» **What you need to do**:
A: In the horse-riding forum thread, what common rookie mistake does one poster warn against?
B: Pick up the horse-riding forum thread after its final post and continue it.

» **Document excerpt**:
*-*-*
Good job :) Sounds like you are doing it all right!
    08-22-2010, 03:25 AM
Yep transitions, changes of rein etc. And KEEP YOUR LEG ON! Don't take it off, very common rookie mistake to take the leg totally off when you get on a horse that likes to take off on you. Keep the legs on, and keep the rhythm that YOU want with you seat.
    08-22-2010, 08:36 AM
What does that mean, keep the leg on? Are you bumping the horse with your leg to the beat of how you want the trot to go?
    08-22-2010, 12:00 PM
Try training forks also.
    08-22-2010, 12:09 PM
Leave the training forks in the tack store and use your hands properly. I would let her trot at whatever speed she wanted but she would do it for far longer than she wants and THEN I would ask her to slow down. I would only ask her to slow when I started to have to work pretty hard at keeping her at a fast trot. Let your idea become her idea then execute it.
    08-22-2010, 12:14 PM
Training forks will aid you. Help you.
    08-22-2010, 12:19 PM
Sounds like you are doing very well with what you have started her on to begin with (sounds like my silly mare when I first bought her!). You could also try slowing your post: holding it for a fraction of a post longer than you feel is the horse's natural way of moving in that moment. Patience is virtue, although I'm sure other, much more experienced people on here may have more efficient advice: Kayty's advice always seems to be straightforward and key! I must admit, with my mare, that is how we started out (I was scared to put my leg on her for fear that she would take that as a cue to run madly): I learned that keeping the leg on helps keep the forward motion more consistent and then from there bumping (lightly) helps set the rhythm and using your seat to help guide the speed (such as slowing your post - it will feel awkward, but it works)! I think that getting off of your hands except where necessary and properly effective will help keep her from tossing her head: just keep steady hands, especially if she offers to pull/throw her head.
*-*-*
[Data listing]
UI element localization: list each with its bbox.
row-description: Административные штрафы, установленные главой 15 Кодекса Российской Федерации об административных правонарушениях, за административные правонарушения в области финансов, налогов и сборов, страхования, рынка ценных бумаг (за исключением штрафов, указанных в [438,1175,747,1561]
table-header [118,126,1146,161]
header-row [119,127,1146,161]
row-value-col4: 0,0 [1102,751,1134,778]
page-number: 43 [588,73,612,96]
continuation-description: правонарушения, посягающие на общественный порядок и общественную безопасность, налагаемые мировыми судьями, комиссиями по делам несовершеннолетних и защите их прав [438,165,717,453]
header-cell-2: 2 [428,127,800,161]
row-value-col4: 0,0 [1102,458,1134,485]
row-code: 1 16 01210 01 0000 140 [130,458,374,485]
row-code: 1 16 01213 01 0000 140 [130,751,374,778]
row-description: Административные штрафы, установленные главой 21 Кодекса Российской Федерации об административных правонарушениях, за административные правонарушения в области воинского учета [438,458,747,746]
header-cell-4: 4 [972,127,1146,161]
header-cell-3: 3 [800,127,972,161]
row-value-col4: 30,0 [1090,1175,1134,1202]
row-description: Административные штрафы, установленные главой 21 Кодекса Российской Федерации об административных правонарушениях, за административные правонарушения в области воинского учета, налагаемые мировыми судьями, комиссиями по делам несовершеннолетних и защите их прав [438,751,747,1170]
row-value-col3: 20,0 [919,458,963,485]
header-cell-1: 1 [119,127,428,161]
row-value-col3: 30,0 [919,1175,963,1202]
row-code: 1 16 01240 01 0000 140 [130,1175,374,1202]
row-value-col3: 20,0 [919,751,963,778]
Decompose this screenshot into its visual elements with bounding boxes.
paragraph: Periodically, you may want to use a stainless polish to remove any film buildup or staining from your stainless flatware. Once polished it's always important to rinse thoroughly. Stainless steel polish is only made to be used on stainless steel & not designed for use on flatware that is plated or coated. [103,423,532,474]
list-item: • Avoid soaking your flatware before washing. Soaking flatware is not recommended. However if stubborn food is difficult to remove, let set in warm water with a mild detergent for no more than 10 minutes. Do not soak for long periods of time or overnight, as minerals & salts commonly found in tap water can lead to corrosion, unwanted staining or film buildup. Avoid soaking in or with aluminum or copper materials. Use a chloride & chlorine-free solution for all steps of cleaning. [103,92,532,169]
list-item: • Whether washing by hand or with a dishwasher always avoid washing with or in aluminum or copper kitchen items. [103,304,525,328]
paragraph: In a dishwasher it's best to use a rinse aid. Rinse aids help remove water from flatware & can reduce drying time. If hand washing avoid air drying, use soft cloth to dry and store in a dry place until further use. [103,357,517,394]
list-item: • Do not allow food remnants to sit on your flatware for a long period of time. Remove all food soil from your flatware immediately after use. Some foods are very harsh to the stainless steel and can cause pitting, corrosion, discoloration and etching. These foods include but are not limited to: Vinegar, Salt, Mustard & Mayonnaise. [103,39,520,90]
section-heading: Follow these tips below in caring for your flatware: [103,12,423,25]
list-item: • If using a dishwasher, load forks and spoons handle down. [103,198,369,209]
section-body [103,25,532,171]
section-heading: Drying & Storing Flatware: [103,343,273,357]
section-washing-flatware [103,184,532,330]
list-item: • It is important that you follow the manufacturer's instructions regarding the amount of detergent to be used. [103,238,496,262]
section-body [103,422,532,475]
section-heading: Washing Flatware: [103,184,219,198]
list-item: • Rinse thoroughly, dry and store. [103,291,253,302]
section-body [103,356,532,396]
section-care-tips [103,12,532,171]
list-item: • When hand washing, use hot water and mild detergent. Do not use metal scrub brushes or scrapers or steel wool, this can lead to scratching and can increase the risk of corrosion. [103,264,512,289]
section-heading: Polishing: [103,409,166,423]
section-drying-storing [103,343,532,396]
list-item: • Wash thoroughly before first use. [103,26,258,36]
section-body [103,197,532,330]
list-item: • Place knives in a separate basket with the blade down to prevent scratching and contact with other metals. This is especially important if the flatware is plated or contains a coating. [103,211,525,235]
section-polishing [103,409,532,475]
*-*-*
» **Answers for the tasks**:
A: Taking the leg totally off when riding a horse that likes to take off.

B:
    08-22-2010, 02:41 PM
Thank you for your input, everybody (:

Just out of curiosity, what are training forks? I've never heard of them, and I don't think I'll buy any, but I'm interested to know what they are.

Kevinshorses - that was originally my plan. The problem with this girl is that she's one of those horses that has a huge reserve of energy. It would take such a long time for her to be tired that I'D be tired haha (woops, maybe I should get more exercise?). Even in a full body sweat and breathing heavily, she's still a speedy girl.

I'll certainly try keeping leg on. That seems like an intimidating thing, but I'll definitely try it and see what happens.

Thanks again!

Edited to add: I've been trying to slow my post - it's tough! I usually end up pinching with my knees and getting mad at myself, haha. I've managed to get it a few times, though, and will keep working at it!
    08-22-2010, 04:01 PM
What I do with my wanna-be stbs (lol) is let them trot their pace a few strides, THEN ask for them to slow down. Ask, release, ask, release. Once the horse is at the pace you like, let them walk. Give em a pat, then start again. In time your horse will be slowing down to look for rest.

Also, you could try walk a few steps, trot a few steps all the way around the arena until your horse walks and trots at a good pace.